**** Exercise material

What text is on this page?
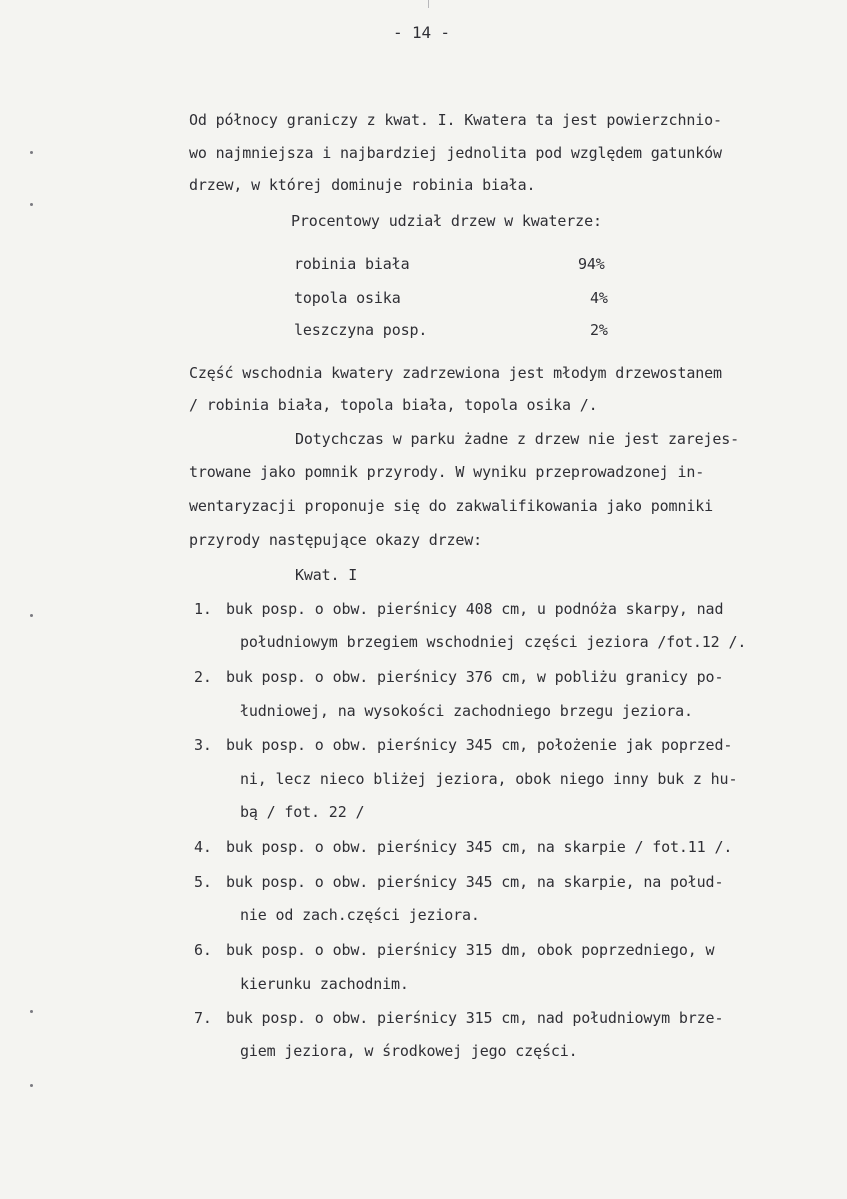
- 14 -
Od północy graniczy z kwat. I. Kwatera ta jest powierzchnio-
wo najmniejsza i najbardziej jednolita pod względem gatunków
drzew, w której dominuje robinia biała.
Procentowy udział drzew w kwaterze:
robinia biała	94%
topola osika	4%
leszczyna posp.	2%
Część wschodnia kwatery zadrzewiona jest młodym drzewostanem
/ robinia biała, topola biała, topola osika /.
Dotychczas w parku żadne z drzew nie jest zarejes-
trowane jako pomnik przyrody. W wyniku przeprowadzonej in-
wentaryzacji proponuje się do zakwalifikowania jako pomniki
przyrody następujące okazy drzew:
Kwat. I
1. buk posp. o obw. pierśnicy 408 cm, u podnóża skarpy, nad
południowym brzegiem wschodniej części jeziora /fot.12 /.
2. buk posp. o obw. pierśnicy 376 cm, w pobliżu granicy po-
łudniowej, na wysokości zachodniego brzegu jeziora.
3. buk posp. o obw. pierśnicy 345 cm, położenie jak poprzed-
ni, lecz nieco bliżej jeziora, obok niego inny buk z hu-
bą / fot. 22 /
4. buk posp. o obw. pierśnicy 345 cm, na skarpie / fot.11 /.
5. buk posp. o obw. pierśnicy 345 cm, na skarpie, na połud-
nie od zach.części jeziora.
6. buk posp. o obw. pierśnicy 315 dm, obok poprzedniego, w
kierunku zachodnim.
7. buk posp. o obw. pierśnicy 315 cm, nad południowym brze-
giem jeziora, w środkowej jego części.
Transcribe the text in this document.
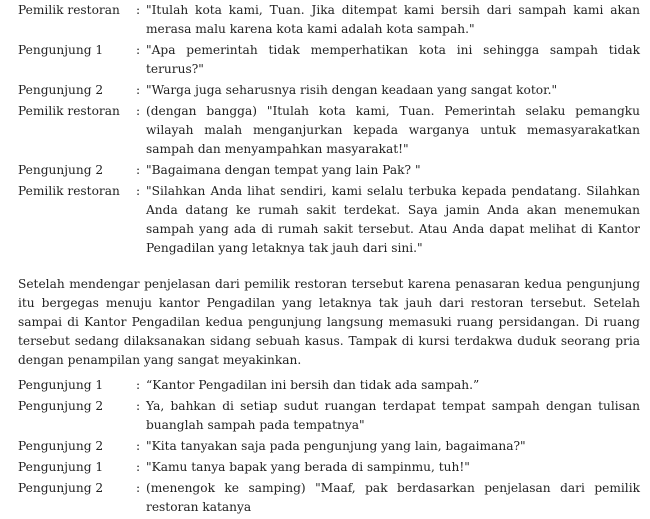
Pemilik restoran	: "Itulah kota kami, Tuan. Jika ditempat kami bersih dari sampah kami akan merasa malu karena kota kami adalah kota sampah."
Pengunjung 1	: "Apa pemerintah tidak memperhatikan kota ini sehingga sampah tidak terurus?"
Pengunjung 2	: "Warga juga seharusnya risih dengan keadaan yang sangat kotor."
Pemilik restoran	: (dengan bangga) "Itulah kota kami, Tuan. Pemerintah selaku pemangku wilayah malah menganjurkan kepada warganya untuk memasyarakatkan sampah dan menyampahkan masyarakat!"
Pengunjung 2	: "Bagaimana dengan tempat yang lain Pak? "
Pemilik restoran	: "Silahkan Anda lihat sendiri, kami selalu terbuka kepada pendatang. Silahkan Anda datang ke rumah sakit terdekat. Saya jamin Anda akan menemukan sampah yang ada di rumah sakit tersebut. Atau Anda dapat melihat di Kantor Pengadilan yang letaknya tak jauh dari sini."

Setelah mendengar penjelasan dari pemilik restoran tersebut karena penasaran kedua pengunjung itu bergegas menuju kantor Pengadilan yang letaknya tak jauh dari restoran tersebut. Setelah sampai di Kantor Pengadilan kedua pengunjung langsung memasuki ruang persidangan. Di ruang tersebut sedang dilaksanakan sidang sebuah kasus. Tampak di kursi terdakwa duduk seorang pria dengan penampilan yang sangat meyakinkan.

Pengunjung 1	: “Kantor Pengadilan ini bersih dan tidak ada sampah.”
Pengunjung 2	: Ya, bahkan di setiap sudut ruangan terdapat tempat sampah dengan tulisan buanglah sampah pada tempatnya"
Pengunjung 2	: "Kita tanyakan saja pada pengunjung yang lain, bagaimana?"
Pengunjung 1	: "Kamu tanya bapak yang berada di sampinmu, tuh!"
Pengunjung 2	: (menengok ke samping) "Maaf, pak berdasarkan penjelasan dari pemilik restoran katanya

********

Task prompt: Within the material above, find the lines that contain the word "kota"; copy them.

Result below:
Pemilik restoran	: "Itulah kota kami, Tuan. Jika ditempat kami bersih dari sampah kami akan merasa malu karena kota kami adalah kota sampah."
Pengunjung 1	: "Apa pemerintah tidak memperhatikan kota ini sehingga sampah tidak terurus?"
Pemilik restoran	: (dengan bangga) "Itulah kota kami, Tuan. Pemerintah selaku pemangku wilayah malah menganjurkan kepada warganya untuk memasyarakatkan sampah dan menyampahkan masyarakat!"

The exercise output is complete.